• **Task to carry out**
Count every line of the listing where the string "JSON" occurs, and reply with the count alone.

Stored data
◇ ◇ ◇

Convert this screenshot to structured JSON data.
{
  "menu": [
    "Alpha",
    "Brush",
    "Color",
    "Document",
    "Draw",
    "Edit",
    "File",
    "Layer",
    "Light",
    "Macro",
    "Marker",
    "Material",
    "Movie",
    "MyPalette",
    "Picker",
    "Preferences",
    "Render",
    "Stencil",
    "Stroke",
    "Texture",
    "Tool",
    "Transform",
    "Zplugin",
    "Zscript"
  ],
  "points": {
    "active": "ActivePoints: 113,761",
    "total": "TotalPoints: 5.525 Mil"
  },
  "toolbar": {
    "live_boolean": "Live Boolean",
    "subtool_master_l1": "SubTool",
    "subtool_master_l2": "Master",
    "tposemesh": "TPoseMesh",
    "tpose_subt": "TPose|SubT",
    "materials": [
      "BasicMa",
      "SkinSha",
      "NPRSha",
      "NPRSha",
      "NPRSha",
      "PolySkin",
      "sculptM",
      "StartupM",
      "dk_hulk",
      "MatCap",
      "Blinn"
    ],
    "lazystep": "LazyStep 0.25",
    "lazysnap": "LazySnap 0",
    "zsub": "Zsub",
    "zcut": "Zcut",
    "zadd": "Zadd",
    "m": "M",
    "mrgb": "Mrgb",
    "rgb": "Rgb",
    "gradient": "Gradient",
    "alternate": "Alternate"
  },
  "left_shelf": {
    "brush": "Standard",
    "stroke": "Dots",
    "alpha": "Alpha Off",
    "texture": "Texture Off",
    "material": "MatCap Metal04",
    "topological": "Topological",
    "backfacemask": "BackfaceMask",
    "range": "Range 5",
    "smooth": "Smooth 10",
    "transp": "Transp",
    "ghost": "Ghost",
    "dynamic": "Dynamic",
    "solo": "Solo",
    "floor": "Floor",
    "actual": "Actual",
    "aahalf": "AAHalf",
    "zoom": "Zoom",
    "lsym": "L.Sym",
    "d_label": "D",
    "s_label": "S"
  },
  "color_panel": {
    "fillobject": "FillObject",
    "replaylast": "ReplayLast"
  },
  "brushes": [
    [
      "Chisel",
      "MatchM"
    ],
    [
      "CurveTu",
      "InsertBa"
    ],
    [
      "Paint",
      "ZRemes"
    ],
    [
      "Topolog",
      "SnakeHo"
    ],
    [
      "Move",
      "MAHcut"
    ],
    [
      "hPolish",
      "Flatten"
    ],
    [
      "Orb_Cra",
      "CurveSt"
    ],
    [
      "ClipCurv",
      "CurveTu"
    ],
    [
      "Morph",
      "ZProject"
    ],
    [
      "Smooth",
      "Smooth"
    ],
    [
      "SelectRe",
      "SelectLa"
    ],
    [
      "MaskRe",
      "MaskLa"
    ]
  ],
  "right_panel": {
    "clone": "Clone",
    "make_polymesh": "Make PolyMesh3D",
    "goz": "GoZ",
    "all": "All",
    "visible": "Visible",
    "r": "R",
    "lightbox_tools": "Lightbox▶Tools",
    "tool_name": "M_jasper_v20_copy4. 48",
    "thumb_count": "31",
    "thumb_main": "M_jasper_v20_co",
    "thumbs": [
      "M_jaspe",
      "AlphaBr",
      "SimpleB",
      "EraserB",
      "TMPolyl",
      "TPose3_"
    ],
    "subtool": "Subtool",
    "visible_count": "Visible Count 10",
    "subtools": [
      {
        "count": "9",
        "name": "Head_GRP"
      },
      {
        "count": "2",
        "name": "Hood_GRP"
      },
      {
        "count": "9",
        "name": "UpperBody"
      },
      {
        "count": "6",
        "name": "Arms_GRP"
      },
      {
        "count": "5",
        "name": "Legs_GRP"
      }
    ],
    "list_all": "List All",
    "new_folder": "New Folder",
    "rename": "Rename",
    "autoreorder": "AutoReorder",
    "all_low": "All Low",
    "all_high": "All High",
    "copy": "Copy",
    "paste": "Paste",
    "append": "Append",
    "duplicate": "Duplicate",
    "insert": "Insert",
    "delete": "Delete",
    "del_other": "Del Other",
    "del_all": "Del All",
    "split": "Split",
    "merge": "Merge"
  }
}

◇ ◇ ◇

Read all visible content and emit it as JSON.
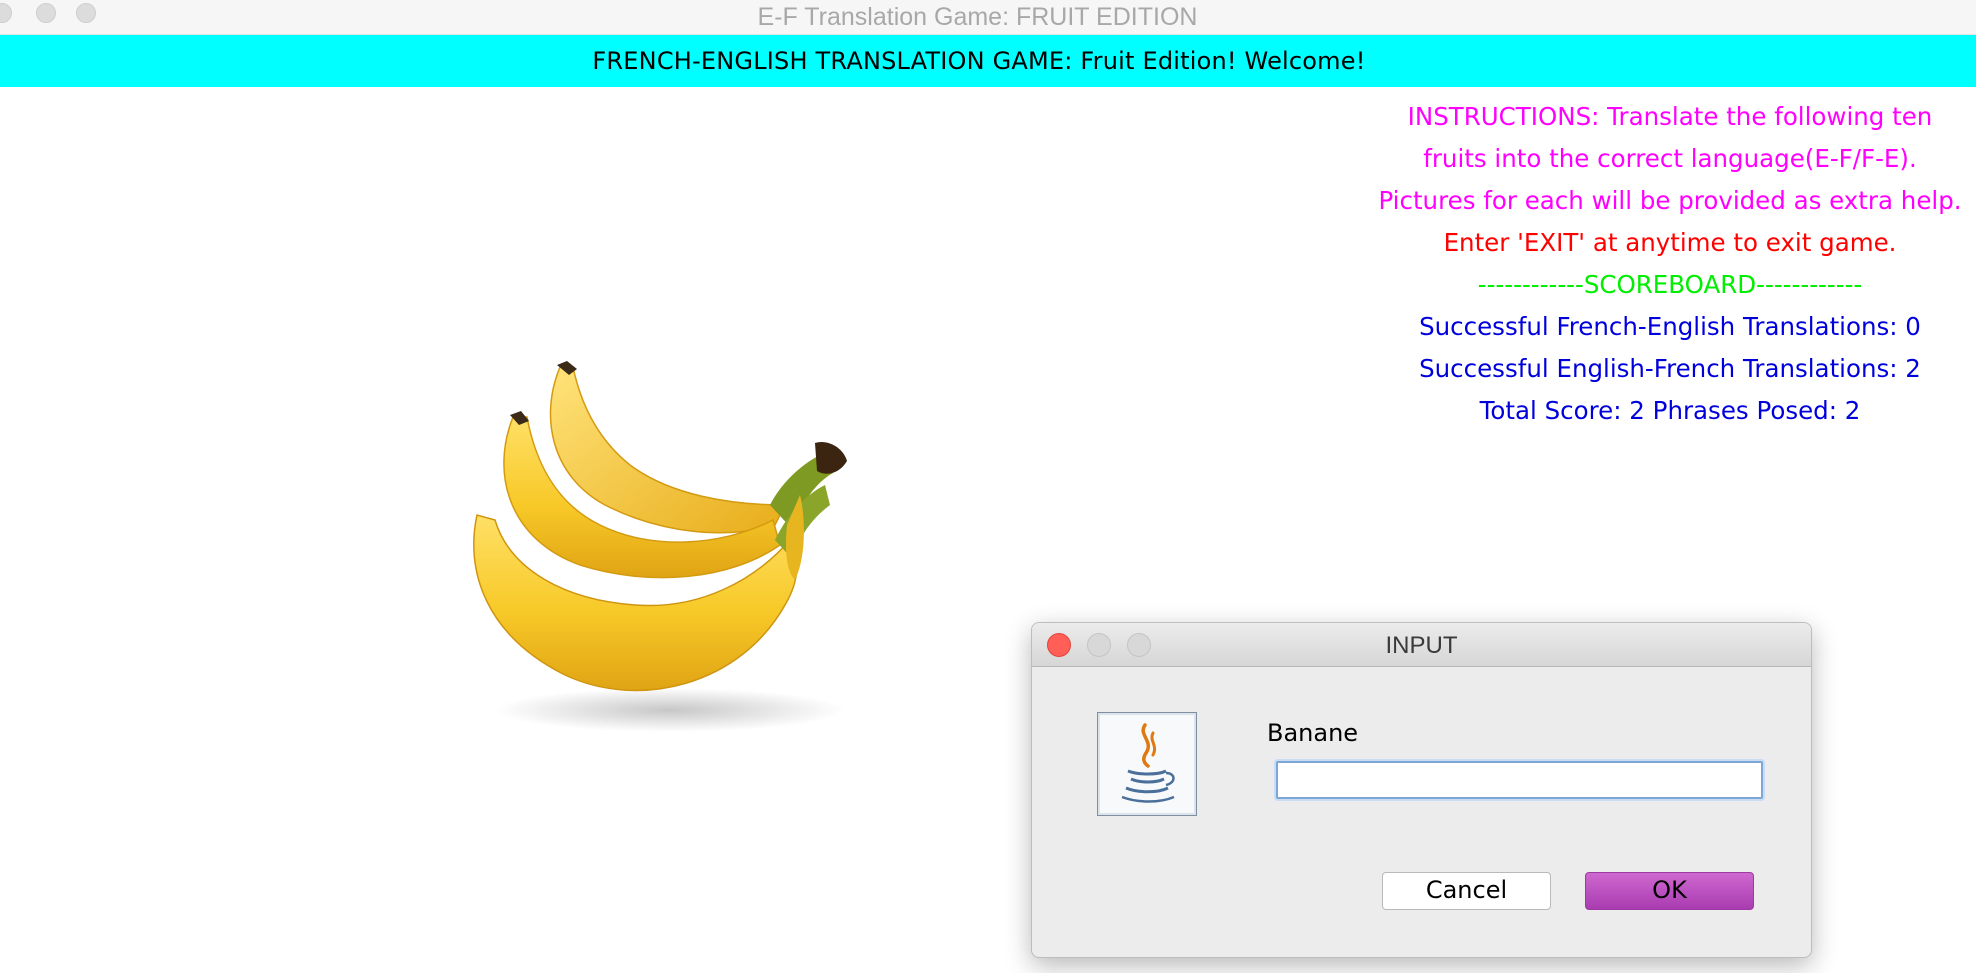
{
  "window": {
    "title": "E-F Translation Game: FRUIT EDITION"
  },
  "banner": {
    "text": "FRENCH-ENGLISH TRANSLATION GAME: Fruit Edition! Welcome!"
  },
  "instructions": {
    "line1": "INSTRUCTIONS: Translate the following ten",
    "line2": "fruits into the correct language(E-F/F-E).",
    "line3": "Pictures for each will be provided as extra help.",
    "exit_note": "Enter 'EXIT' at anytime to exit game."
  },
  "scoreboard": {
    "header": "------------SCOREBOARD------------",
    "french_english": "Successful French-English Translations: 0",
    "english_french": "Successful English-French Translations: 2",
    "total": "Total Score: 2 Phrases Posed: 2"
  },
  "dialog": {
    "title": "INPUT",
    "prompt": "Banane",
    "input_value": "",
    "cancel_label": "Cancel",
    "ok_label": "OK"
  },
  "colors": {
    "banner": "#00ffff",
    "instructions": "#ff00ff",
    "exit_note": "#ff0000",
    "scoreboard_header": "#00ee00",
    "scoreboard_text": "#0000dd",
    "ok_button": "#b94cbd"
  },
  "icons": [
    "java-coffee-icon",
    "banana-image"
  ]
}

◇ ◇ ◇

• **Result for this task**
2